- [Task directions]
Tally the lines of the records below that contain the string "mark", matching case exactly, and reply with the number alone.

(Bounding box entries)

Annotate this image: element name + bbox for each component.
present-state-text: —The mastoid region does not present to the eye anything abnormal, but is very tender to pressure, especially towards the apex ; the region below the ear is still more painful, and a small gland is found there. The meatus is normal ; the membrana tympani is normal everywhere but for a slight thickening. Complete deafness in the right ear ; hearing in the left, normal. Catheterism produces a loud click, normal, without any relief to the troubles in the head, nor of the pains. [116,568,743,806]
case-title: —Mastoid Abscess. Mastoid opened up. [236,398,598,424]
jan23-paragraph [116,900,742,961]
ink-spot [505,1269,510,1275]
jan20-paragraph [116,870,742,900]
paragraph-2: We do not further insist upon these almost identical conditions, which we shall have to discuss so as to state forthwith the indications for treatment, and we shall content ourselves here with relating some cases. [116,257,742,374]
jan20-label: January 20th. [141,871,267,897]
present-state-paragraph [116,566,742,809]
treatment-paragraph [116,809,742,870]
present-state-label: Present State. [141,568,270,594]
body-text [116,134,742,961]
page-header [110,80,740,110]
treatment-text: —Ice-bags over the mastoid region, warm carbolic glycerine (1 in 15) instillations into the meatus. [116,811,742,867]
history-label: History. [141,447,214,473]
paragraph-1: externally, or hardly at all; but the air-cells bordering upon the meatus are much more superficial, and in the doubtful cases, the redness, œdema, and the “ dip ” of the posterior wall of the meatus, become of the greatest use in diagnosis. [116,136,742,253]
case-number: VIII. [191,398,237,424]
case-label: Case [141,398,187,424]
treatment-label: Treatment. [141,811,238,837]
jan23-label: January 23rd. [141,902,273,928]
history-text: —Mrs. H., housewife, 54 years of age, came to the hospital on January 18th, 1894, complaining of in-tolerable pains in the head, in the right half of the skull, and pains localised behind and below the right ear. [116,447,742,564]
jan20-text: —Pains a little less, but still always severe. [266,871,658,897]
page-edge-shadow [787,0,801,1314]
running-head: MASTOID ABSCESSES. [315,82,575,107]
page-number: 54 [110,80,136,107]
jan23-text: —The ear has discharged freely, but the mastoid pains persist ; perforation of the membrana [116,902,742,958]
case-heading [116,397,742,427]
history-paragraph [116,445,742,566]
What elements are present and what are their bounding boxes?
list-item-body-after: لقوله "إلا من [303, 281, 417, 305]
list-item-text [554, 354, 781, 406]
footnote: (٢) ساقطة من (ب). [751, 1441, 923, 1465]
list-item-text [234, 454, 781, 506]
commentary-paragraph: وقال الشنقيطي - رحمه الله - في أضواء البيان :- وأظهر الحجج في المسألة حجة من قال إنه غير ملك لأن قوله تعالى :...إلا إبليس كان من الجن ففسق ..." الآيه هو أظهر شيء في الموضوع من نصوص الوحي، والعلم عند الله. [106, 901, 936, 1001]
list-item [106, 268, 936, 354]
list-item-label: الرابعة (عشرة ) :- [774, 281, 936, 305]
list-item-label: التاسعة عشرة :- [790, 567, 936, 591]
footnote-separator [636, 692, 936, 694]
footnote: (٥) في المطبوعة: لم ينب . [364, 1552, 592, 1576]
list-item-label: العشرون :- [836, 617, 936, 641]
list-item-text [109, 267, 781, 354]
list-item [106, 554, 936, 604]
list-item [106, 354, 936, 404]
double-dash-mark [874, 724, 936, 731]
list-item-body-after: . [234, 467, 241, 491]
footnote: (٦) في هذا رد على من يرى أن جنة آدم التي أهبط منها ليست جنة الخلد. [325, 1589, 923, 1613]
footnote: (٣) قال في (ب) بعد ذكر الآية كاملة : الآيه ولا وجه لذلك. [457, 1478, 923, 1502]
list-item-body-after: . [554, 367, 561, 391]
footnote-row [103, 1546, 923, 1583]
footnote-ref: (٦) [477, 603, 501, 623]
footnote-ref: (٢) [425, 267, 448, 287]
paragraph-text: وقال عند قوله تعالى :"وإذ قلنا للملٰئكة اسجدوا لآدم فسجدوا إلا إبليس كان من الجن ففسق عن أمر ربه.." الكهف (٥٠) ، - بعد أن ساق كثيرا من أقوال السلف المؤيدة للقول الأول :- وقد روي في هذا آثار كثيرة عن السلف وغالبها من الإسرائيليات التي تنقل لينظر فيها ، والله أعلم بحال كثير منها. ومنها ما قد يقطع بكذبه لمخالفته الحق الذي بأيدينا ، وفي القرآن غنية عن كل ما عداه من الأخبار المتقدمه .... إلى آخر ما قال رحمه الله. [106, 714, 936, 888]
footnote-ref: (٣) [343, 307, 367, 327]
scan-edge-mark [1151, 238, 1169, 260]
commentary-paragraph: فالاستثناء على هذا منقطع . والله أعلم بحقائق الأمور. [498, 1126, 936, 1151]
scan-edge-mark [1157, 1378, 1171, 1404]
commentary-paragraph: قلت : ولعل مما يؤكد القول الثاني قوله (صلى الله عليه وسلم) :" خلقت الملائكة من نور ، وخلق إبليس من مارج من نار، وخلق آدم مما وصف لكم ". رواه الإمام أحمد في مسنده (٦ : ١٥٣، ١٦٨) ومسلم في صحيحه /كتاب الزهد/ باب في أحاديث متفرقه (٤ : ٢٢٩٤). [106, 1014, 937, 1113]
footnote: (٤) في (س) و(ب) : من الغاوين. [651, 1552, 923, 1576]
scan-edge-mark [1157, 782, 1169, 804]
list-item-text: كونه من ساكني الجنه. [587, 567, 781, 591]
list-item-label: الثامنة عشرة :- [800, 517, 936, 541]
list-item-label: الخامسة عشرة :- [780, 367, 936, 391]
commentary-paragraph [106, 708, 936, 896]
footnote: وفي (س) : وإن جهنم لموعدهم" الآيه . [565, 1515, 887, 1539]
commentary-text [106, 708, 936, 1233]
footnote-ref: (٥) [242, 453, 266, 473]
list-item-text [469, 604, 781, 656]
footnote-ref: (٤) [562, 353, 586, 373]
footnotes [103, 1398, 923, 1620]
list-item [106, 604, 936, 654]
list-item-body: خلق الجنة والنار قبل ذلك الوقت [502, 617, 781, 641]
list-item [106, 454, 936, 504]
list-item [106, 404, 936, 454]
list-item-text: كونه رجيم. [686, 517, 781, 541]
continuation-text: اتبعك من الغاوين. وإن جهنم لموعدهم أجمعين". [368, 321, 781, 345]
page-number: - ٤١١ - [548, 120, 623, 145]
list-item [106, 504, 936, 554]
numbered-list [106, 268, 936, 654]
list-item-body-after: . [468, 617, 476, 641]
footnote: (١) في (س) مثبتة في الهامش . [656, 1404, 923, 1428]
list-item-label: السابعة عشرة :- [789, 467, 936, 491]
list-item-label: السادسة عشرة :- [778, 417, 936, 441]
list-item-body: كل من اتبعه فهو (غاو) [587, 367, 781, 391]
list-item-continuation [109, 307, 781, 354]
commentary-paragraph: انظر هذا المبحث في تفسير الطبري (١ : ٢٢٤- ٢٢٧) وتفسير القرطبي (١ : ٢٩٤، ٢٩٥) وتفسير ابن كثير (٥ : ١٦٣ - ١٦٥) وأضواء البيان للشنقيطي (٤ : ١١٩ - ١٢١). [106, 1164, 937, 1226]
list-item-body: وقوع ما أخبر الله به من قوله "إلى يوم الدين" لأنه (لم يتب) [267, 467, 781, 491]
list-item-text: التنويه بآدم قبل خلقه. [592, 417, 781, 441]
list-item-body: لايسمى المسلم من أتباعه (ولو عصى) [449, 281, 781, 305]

- [Final result]
4